— Begin AVAILABLE RECORDS —
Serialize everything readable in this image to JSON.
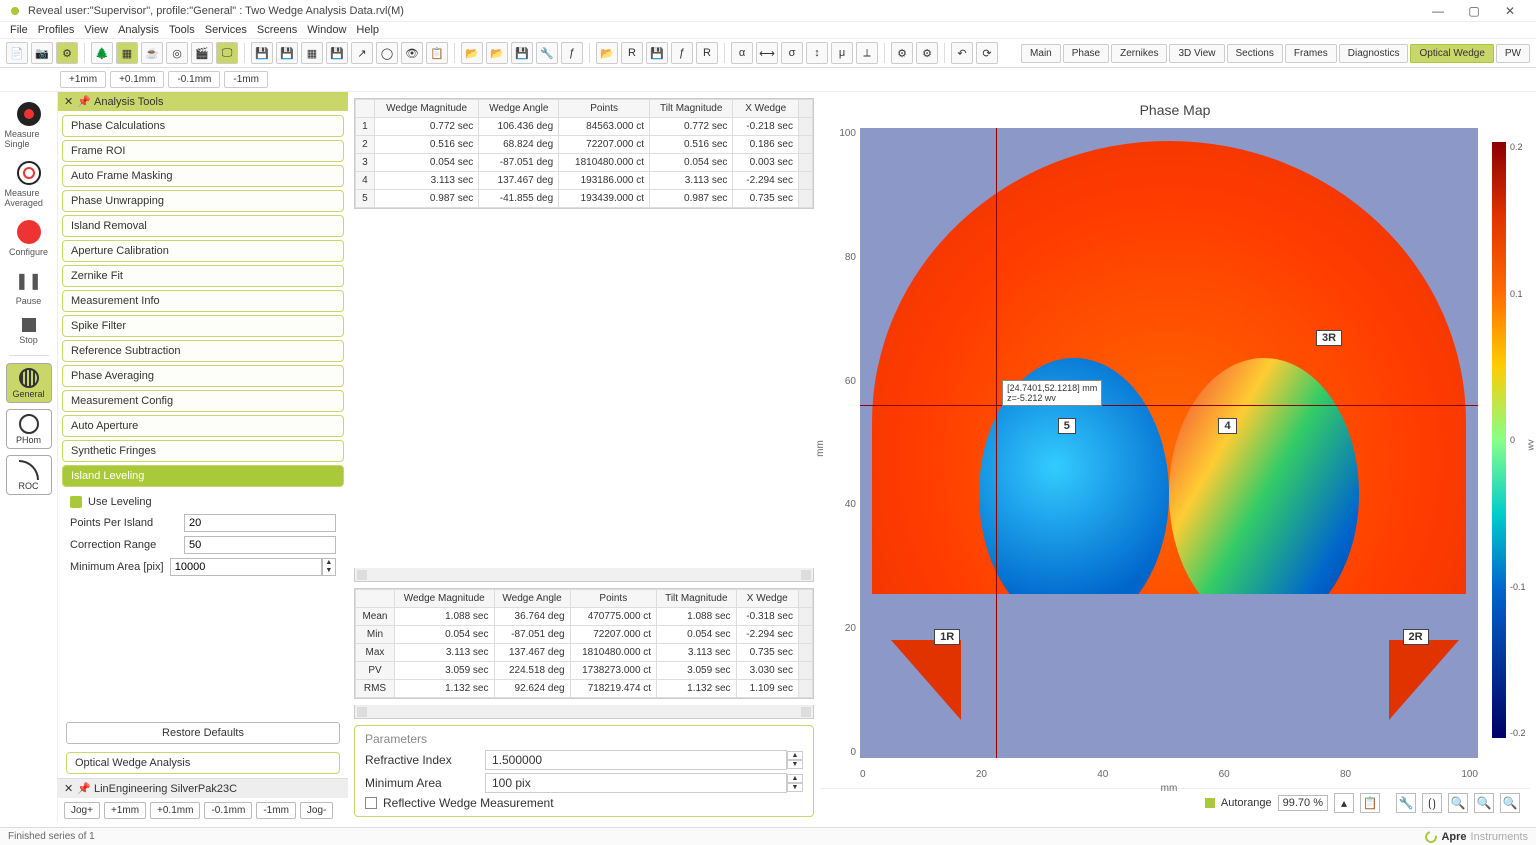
{
  "window": {
    "title": "Reveal user:\"Supervisor\", profile:\"General\" : Two Wedge Analysis Data.rvl(M)",
    "min": "—",
    "max": "▢",
    "close": "✕"
  },
  "menu": [
    "File",
    "Profiles",
    "View",
    "Analysis",
    "Tools",
    "Services",
    "Screens",
    "Window",
    "Help"
  ],
  "jog": [
    "+1mm",
    "+0.1mm",
    "-0.1mm",
    "-1mm"
  ],
  "view_tabs": [
    "Main",
    "Phase",
    "Zernikes",
    "3D View",
    "Sections",
    "Frames",
    "Diagnostics",
    "Optical Wedge",
    "PW"
  ],
  "view_tab_active": 7,
  "left_actions": {
    "measure_single": "Measure Single",
    "measure_averaged": "Measure Averaged",
    "configure": "Configure",
    "pause": "Pause",
    "stop": "Stop",
    "general": "General",
    "phom": "PHom",
    "roc": "ROC"
  },
  "tools_panel": {
    "title": "Analysis Tools",
    "items": [
      "Phase Calculations",
      "Frame ROI",
      "Auto Frame Masking",
      "Phase Unwrapping",
      "Island Removal",
      "Aperture Calibration",
      "Zernike Fit",
      "Measurement Info",
      "Spike Filter",
      "Reference Subtraction",
      "Phase Averaging",
      "Measurement Config",
      "Auto Aperture",
      "Synthetic Fringes",
      "Island Leveling"
    ],
    "active_index": 14,
    "leveling": {
      "use_label": "Use Leveling",
      "ppi_label": "Points Per Island",
      "ppi_value": "20",
      "cr_label": "Correction Range",
      "cr_value": "50",
      "ma_label": "Minimum Area [pix]",
      "ma_value": "10000"
    },
    "restore": "Restore Defaults",
    "optical": "Optical Wedge Analysis"
  },
  "motor": {
    "title": "LinEngineering SilverPak23C",
    "buttons": [
      "Jog+",
      "+1mm",
      "+0.1mm",
      "-0.1mm",
      "-1mm",
      "Jog-"
    ]
  },
  "table_headers": [
    "Wedge Magnitude",
    "Wedge Angle",
    "Points",
    "Tilt Magnitude",
    "X Wedge"
  ],
  "table1_row_labels": [
    "1",
    "2",
    "3",
    "4",
    "5"
  ],
  "table1": [
    [
      "0.772 sec",
      "106.436 deg",
      "84563.000 ct",
      "0.772 sec",
      "-0.218 sec"
    ],
    [
      "0.516 sec",
      "68.824 deg",
      "72207.000 ct",
      "0.516 sec",
      "0.186 sec"
    ],
    [
      "0.054 sec",
      "-87.051 deg",
      "1810480.000 ct",
      "0.054 sec",
      "0.003 sec"
    ],
    [
      "3.113 sec",
      "137.467 deg",
      "193186.000 ct",
      "3.113 sec",
      "-2.294 sec"
    ],
    [
      "0.987 sec",
      "-41.855 deg",
      "193439.000 ct",
      "0.987 sec",
      "0.735 sec"
    ]
  ],
  "table2_row_labels": [
    "Mean",
    "Min",
    "Max",
    "PV",
    "RMS"
  ],
  "table2": [
    [
      "1.088 sec",
      "36.764 deg",
      "470775.000 ct",
      "1.088 sec",
      "-0.318 sec"
    ],
    [
      "0.054 sec",
      "-87.051 deg",
      "72207.000 ct",
      "0.054 sec",
      "-2.294 sec"
    ],
    [
      "3.113 sec",
      "137.467 deg",
      "1810480.000 ct",
      "3.113 sec",
      "0.735 sec"
    ],
    [
      "3.059 sec",
      "224.518 deg",
      "1738273.000 ct",
      "3.059 sec",
      "3.030 sec"
    ],
    [
      "1.132 sec",
      "92.624 deg",
      "718219.474 ct",
      "1.132 sec",
      "1.109 sec"
    ]
  ],
  "params": {
    "title": "Parameters",
    "ri_label": "Refractive Index",
    "ri_value": "1.500000",
    "ma_label": "Minimum Area",
    "ma_value": "100 pix",
    "refl_label": "Reflective Wedge Measurement"
  },
  "chart": {
    "title": "Phase Map",
    "yticks": [
      "100",
      "80",
      "60",
      "40",
      "20",
      "0"
    ],
    "xticks": [
      "0",
      "20",
      "40",
      "60",
      "80",
      "100"
    ],
    "xlabel": "mm",
    "ylabel": "mm",
    "tooltip1": "[24.7401,52.1218] mm",
    "tooltip2": "z=-5.212 wv",
    "labels": {
      "r3": "3R",
      "r4": "4",
      "r5": "5",
      "r1": "1R",
      "r2": "2R"
    },
    "cb_ticks": [
      "0.2",
      "0.1",
      "0",
      "-0.1",
      "-0.2"
    ],
    "cb_unit": "wv",
    "autorange_label": "Autorange",
    "autorange_value": "99.70 %"
  },
  "chart_data": {
    "type": "heatmap",
    "title": "Phase Map",
    "xlabel": "mm",
    "ylabel": "mm",
    "xlim": [
      0,
      110
    ],
    "ylim": [
      0,
      110
    ],
    "colorbar": {
      "unit": "wv",
      "min": -0.25,
      "max": 0.25
    },
    "regions": [
      {
        "id": "3R",
        "shape": "semicircle",
        "cx": 55,
        "cy_base": 40,
        "r": 55,
        "value_approx": 0.12
      },
      {
        "id": "5",
        "shape": "circle",
        "cx": 32,
        "cy": 48,
        "r": 15,
        "gradient": "cyan-to-blue",
        "value_approx": -0.15
      },
      {
        "id": "4",
        "shape": "circle",
        "cx": 62,
        "cy": 48,
        "r": 15,
        "gradient": "rainbow",
        "value_approx": 0.0
      },
      {
        "id": "1R",
        "shape": "triangle",
        "cx": 18,
        "cy": 22,
        "value_approx": 0.18
      },
      {
        "id": "2R",
        "shape": "triangle",
        "cx": 95,
        "cy": 22,
        "value_approx": 0.18
      }
    ],
    "cursor": {
      "x": 24.7401,
      "y": 52.1218,
      "z": -5.212,
      "z_unit": "wv"
    }
  },
  "status": "Finished series of 1",
  "brand": {
    "name": "Apre",
    "sub": "Instruments"
  }
}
— End AVAILABLE RECORDS —
PROBLEM TO SOLVE: Each entry above is to be written out again unchanged, apart from the pictures, which are left out.

EXERCISE OUTPUT:
Serialize everything readable in this image to JSON.
{
  "window": {
    "title": "Reveal user:\"Supervisor\", profile:\"General\" : Two Wedge Analysis Data.rvl(M)",
    "min": "—",
    "max": "▢",
    "close": "✕"
  },
  "menu": [
    "File",
    "Profiles",
    "View",
    "Analysis",
    "Tools",
    "Services",
    "Screens",
    "Window",
    "Help"
  ],
  "jog": [
    "+1mm",
    "+0.1mm",
    "-0.1mm",
    "-1mm"
  ],
  "view_tabs": [
    "Main",
    "Phase",
    "Zernikes",
    "3D View",
    "Sections",
    "Frames",
    "Diagnostics",
    "Optical Wedge",
    "PW"
  ],
  "view_tab_active": 7,
  "left_actions": {
    "measure_single": "Measure Single",
    "measure_averaged": "Measure Averaged",
    "configure": "Configure",
    "pause": "Pause",
    "stop": "Stop",
    "general": "General",
    "phom": "PHom",
    "roc": "ROC"
  },
  "tools_panel": {
    "title": "Analysis Tools",
    "items": [
      "Phase Calculations",
      "Frame ROI",
      "Auto Frame Masking",
      "Phase Unwrapping",
      "Island Removal",
      "Aperture Calibration",
      "Zernike Fit",
      "Measurement Info",
      "Spike Filter",
      "Reference Subtraction",
      "Phase Averaging",
      "Measurement Config",
      "Auto Aperture",
      "Synthetic Fringes",
      "Island Leveling"
    ],
    "active_index": 14,
    "leveling": {
      "use_label": "Use Leveling",
      "ppi_label": "Points Per Island",
      "ppi_value": "20",
      "cr_label": "Correction Range",
      "cr_value": "50",
      "ma_label": "Minimum Area [pix]",
      "ma_value": "10000"
    },
    "restore": "Restore Defaults",
    "optical": "Optical Wedge Analysis"
  },
  "motor": {
    "title": "LinEngineering SilverPak23C",
    "buttons": [
      "Jog+",
      "+1mm",
      "+0.1mm",
      "-0.1mm",
      "-1mm",
      "Jog-"
    ]
  },
  "table_headers": [
    "Wedge Magnitude",
    "Wedge Angle",
    "Points",
    "Tilt Magnitude",
    "X Wedge"
  ],
  "table1_row_labels": [
    "1",
    "2",
    "3",
    "4",
    "5"
  ],
  "table1": [
    [
      "0.772 sec",
      "106.436 deg",
      "84563.000 ct",
      "0.772 sec",
      "-0.218 sec"
    ],
    [
      "0.516 sec",
      "68.824 deg",
      "72207.000 ct",
      "0.516 sec",
      "0.186 sec"
    ],
    [
      "0.054 sec",
      "-87.051 deg",
      "1810480.000 ct",
      "0.054 sec",
      "0.003 sec"
    ],
    [
      "3.113 sec",
      "137.467 deg",
      "193186.000 ct",
      "3.113 sec",
      "-2.294 sec"
    ],
    [
      "0.987 sec",
      "-41.855 deg",
      "193439.000 ct",
      "0.987 sec",
      "0.735 sec"
    ]
  ],
  "table2_row_labels": [
    "Mean",
    "Min",
    "Max",
    "PV",
    "RMS"
  ],
  "table2": [
    [
      "1.088 sec",
      "36.764 deg",
      "470775.000 ct",
      "1.088 sec",
      "-0.318 sec"
    ],
    [
      "0.054 sec",
      "-87.051 deg",
      "72207.000 ct",
      "0.054 sec",
      "-2.294 sec"
    ],
    [
      "3.113 sec",
      "137.467 deg",
      "1810480.000 ct",
      "3.113 sec",
      "0.735 sec"
    ],
    [
      "3.059 sec",
      "224.518 deg",
      "1738273.000 ct",
      "3.059 sec",
      "3.030 sec"
    ],
    [
      "1.132 sec",
      "92.624 deg",
      "718219.474 ct",
      "1.132 sec",
      "1.109 sec"
    ]
  ],
  "params": {
    "title": "Parameters",
    "ri_label": "Refractive Index",
    "ri_value": "1.500000",
    "ma_label": "Minimum Area",
    "ma_value": "100 pix",
    "refl_label": "Reflective Wedge Measurement"
  },
  "chart": {
    "title": "Phase Map",
    "yticks": [
      "100",
      "80",
      "60",
      "40",
      "20",
      "0"
    ],
    "xticks": [
      "0",
      "20",
      "40",
      "60",
      "80",
      "100"
    ],
    "xlabel": "mm",
    "ylabel": "mm",
    "tooltip1": "[24.7401,52.1218] mm",
    "tooltip2": "z=-5.212 wv",
    "labels": {
      "r3": "3R",
      "r4": "4",
      "r5": "5",
      "r1": "1R",
      "r2": "2R"
    },
    "cb_ticks": [
      "0.2",
      "0.1",
      "0",
      "-0.1",
      "-0.2"
    ],
    "cb_unit": "wv",
    "autorange_label": "Autorange",
    "autorange_value": "99.70 %"
  },
  "chart_data": {
    "type": "heatmap",
    "title": "Phase Map",
    "xlabel": "mm",
    "ylabel": "mm",
    "xlim": [
      0,
      110
    ],
    "ylim": [
      0,
      110
    ],
    "colorbar": {
      "unit": "wv",
      "min": -0.25,
      "max": 0.25
    },
    "regions": [
      {
        "id": "3R",
        "shape": "semicircle",
        "cx": 55,
        "cy_base": 40,
        "r": 55,
        "value_approx": 0.12
      },
      {
        "id": "5",
        "shape": "circle",
        "cx": 32,
        "cy": 48,
        "r": 15,
        "gradient": "cyan-to-blue",
        "value_approx": -0.15
      },
      {
        "id": "4",
        "shape": "circle",
        "cx": 62,
        "cy": 48,
        "r": 15,
        "gradient": "rainbow",
        "value_approx": 0.0
      },
      {
        "id": "1R",
        "shape": "triangle",
        "cx": 18,
        "cy": 22,
        "value_approx": 0.18
      },
      {
        "id": "2R",
        "shape": "triangle",
        "cx": 95,
        "cy": 22,
        "value_approx": 0.18
      }
    ],
    "cursor": {
      "x": 24.7401,
      "y": 52.1218,
      "z": -5.212,
      "z_unit": "wv"
    }
  },
  "status": "Finished series of 1",
  "brand": {
    "name": "Apre",
    "sub": "Instruments"
  }
}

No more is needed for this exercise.